Records contained in a dataset:
[BEGIN]

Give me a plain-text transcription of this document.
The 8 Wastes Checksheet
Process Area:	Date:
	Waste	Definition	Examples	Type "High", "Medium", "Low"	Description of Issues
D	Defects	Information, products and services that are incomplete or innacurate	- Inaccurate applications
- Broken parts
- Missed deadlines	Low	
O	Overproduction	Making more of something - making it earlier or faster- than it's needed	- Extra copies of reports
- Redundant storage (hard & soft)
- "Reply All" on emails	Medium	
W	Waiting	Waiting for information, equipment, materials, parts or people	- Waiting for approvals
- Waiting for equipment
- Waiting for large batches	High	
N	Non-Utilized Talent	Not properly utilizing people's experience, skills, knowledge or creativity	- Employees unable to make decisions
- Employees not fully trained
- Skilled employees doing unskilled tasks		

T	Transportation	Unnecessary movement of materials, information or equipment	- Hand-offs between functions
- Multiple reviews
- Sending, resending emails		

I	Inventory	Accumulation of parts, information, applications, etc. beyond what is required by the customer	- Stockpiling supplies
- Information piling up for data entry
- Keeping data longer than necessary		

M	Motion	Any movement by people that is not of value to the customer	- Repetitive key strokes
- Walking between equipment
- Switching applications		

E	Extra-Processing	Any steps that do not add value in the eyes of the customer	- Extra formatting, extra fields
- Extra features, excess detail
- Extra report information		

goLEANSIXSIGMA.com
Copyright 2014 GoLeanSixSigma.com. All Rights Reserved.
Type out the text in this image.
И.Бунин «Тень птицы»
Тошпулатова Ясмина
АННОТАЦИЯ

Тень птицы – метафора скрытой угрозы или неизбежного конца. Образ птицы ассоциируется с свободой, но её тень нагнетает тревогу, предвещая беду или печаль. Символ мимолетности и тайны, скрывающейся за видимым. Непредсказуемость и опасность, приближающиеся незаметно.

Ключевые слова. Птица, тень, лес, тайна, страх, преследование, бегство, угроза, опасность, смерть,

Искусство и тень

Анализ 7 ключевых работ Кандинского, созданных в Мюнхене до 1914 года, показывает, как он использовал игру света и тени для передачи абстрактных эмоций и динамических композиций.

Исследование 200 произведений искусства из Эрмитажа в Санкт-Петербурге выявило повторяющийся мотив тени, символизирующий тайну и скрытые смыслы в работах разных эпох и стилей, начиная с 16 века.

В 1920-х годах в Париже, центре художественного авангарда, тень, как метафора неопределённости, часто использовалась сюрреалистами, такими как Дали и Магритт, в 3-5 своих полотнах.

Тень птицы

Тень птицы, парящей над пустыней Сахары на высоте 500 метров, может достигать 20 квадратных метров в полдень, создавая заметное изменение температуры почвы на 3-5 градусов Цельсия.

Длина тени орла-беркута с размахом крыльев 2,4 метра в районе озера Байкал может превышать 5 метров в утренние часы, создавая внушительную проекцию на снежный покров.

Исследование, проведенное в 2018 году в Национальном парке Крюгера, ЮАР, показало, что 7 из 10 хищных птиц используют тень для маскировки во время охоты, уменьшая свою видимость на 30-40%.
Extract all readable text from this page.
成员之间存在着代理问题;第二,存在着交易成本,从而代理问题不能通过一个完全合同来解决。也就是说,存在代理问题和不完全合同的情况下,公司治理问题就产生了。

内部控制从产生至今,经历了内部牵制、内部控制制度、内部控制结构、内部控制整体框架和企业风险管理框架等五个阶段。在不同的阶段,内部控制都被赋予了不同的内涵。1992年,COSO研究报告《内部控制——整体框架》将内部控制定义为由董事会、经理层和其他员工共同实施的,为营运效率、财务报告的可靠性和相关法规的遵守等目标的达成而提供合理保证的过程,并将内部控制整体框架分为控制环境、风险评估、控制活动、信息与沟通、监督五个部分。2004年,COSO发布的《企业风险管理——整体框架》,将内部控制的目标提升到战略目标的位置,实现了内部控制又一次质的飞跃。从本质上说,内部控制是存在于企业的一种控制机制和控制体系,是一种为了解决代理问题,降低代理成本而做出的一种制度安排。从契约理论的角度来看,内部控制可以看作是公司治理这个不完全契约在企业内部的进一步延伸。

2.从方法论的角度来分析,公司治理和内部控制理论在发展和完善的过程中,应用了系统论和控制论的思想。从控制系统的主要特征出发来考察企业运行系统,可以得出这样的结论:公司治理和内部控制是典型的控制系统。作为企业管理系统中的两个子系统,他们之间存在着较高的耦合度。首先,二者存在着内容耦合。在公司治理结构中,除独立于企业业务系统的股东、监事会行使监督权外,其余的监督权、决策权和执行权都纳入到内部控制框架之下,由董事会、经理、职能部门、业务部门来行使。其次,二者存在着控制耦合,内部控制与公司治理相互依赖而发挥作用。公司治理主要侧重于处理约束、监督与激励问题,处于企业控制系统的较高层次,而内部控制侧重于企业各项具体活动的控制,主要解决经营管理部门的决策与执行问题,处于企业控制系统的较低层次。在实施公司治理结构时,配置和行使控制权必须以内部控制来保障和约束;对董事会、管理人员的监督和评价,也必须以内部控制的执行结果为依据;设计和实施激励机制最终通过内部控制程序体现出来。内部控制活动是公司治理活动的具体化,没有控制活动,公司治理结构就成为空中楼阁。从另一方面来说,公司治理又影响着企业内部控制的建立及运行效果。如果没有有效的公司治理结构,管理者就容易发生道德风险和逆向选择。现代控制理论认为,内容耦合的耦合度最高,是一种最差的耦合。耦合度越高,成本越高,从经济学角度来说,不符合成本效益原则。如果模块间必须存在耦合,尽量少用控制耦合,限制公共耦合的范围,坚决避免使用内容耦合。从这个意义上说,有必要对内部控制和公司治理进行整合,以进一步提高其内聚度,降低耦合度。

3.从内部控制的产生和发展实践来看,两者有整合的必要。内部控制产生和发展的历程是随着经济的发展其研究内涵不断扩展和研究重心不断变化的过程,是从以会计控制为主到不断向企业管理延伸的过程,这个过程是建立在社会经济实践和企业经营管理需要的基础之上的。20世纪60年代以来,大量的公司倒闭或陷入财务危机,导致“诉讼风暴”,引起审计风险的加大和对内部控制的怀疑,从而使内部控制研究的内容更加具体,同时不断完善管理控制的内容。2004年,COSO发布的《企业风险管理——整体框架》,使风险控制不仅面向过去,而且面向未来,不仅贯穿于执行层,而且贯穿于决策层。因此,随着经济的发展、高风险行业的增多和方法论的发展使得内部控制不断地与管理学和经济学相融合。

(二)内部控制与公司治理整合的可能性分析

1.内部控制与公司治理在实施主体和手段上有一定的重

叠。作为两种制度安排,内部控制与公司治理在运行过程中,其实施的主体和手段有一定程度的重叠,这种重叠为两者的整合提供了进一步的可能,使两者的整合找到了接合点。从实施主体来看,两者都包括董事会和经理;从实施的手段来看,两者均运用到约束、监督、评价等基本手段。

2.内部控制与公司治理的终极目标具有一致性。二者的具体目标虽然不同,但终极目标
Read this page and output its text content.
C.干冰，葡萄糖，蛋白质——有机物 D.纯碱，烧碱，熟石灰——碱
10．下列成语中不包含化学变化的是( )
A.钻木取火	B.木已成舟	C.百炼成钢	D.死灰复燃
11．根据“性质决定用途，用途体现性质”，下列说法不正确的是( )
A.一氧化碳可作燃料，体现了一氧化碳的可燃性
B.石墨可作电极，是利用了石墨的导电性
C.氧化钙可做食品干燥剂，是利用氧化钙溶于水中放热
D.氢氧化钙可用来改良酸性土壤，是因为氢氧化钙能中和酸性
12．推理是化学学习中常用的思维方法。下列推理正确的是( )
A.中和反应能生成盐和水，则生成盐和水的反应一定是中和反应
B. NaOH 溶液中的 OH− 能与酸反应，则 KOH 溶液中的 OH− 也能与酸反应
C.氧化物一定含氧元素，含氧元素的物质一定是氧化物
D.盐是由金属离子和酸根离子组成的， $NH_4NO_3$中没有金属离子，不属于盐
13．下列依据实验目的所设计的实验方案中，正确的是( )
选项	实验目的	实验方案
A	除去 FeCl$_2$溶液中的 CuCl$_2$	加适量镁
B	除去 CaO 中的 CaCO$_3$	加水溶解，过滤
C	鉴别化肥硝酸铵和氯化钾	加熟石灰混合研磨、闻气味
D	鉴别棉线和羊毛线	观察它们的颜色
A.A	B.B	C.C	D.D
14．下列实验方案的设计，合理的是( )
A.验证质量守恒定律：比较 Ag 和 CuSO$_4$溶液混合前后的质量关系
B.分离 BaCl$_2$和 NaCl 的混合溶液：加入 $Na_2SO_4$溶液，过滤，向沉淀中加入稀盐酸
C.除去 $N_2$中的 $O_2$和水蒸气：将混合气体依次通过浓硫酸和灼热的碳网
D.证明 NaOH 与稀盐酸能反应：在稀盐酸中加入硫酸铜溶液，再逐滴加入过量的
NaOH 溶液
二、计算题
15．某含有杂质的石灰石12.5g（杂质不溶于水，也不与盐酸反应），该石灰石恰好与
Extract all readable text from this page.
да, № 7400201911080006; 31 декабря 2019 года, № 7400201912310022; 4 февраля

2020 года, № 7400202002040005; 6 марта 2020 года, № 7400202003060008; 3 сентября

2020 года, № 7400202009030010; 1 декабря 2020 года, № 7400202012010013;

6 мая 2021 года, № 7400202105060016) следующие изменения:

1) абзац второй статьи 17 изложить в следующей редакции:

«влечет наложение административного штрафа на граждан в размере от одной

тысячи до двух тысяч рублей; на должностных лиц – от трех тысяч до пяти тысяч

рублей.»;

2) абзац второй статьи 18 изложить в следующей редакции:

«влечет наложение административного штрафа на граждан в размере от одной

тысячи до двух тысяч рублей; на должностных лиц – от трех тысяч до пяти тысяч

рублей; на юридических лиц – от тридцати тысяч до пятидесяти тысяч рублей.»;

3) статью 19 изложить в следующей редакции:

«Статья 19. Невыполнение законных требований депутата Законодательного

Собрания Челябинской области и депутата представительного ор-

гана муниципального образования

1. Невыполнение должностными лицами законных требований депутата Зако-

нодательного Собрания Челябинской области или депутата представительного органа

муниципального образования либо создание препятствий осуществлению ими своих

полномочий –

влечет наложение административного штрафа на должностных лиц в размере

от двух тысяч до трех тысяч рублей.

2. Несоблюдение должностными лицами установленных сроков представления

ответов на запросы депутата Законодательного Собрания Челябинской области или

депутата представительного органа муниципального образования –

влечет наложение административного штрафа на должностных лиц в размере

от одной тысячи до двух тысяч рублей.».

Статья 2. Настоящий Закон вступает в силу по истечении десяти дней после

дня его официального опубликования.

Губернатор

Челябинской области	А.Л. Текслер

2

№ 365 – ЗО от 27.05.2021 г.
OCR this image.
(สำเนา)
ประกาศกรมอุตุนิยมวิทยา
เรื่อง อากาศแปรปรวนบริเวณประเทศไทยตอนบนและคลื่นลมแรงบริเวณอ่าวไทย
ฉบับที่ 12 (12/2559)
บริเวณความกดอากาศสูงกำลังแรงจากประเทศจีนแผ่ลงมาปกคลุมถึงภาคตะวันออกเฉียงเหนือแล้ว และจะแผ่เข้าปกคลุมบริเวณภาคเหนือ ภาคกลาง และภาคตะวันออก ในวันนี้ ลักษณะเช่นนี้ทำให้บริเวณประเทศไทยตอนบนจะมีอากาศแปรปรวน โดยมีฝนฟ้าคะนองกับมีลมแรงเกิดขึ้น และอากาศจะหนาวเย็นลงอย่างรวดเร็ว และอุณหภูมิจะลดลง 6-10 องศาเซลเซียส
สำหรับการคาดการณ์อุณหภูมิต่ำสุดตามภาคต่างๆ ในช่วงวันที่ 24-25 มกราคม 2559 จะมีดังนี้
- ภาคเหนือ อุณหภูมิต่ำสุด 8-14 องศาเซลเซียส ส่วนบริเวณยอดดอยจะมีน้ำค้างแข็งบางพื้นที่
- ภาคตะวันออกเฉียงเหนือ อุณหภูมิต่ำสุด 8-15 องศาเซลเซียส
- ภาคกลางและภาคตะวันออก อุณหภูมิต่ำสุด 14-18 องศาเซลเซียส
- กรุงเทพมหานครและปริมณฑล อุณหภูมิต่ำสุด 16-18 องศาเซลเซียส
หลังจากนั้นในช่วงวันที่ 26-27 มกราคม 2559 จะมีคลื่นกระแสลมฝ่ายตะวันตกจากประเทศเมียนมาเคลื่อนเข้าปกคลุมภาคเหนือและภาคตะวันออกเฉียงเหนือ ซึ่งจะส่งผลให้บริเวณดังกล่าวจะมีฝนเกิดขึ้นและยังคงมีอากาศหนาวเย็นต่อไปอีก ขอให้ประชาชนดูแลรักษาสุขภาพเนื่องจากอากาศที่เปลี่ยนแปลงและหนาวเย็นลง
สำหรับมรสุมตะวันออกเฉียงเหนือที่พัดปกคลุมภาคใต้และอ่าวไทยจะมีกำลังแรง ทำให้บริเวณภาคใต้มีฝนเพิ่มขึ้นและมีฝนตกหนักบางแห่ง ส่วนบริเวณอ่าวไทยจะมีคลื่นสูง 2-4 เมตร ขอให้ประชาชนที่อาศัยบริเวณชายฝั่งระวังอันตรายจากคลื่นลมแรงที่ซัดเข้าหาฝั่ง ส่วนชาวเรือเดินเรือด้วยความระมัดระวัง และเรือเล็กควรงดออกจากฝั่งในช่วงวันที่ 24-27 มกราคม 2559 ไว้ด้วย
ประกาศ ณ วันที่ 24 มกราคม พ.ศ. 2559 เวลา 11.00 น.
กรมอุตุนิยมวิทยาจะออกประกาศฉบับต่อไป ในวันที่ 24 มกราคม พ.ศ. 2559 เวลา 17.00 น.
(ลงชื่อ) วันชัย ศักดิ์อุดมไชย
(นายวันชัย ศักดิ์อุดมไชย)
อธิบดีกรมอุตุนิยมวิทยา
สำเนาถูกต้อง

[END]

Goal:
Go through the records and show every line with the string "абзац" in it.

Task result:
1) абзац второй статьи 17 изложить в следующей редакции:
2) абзац второй статьи 18 изложить в следующей редакции:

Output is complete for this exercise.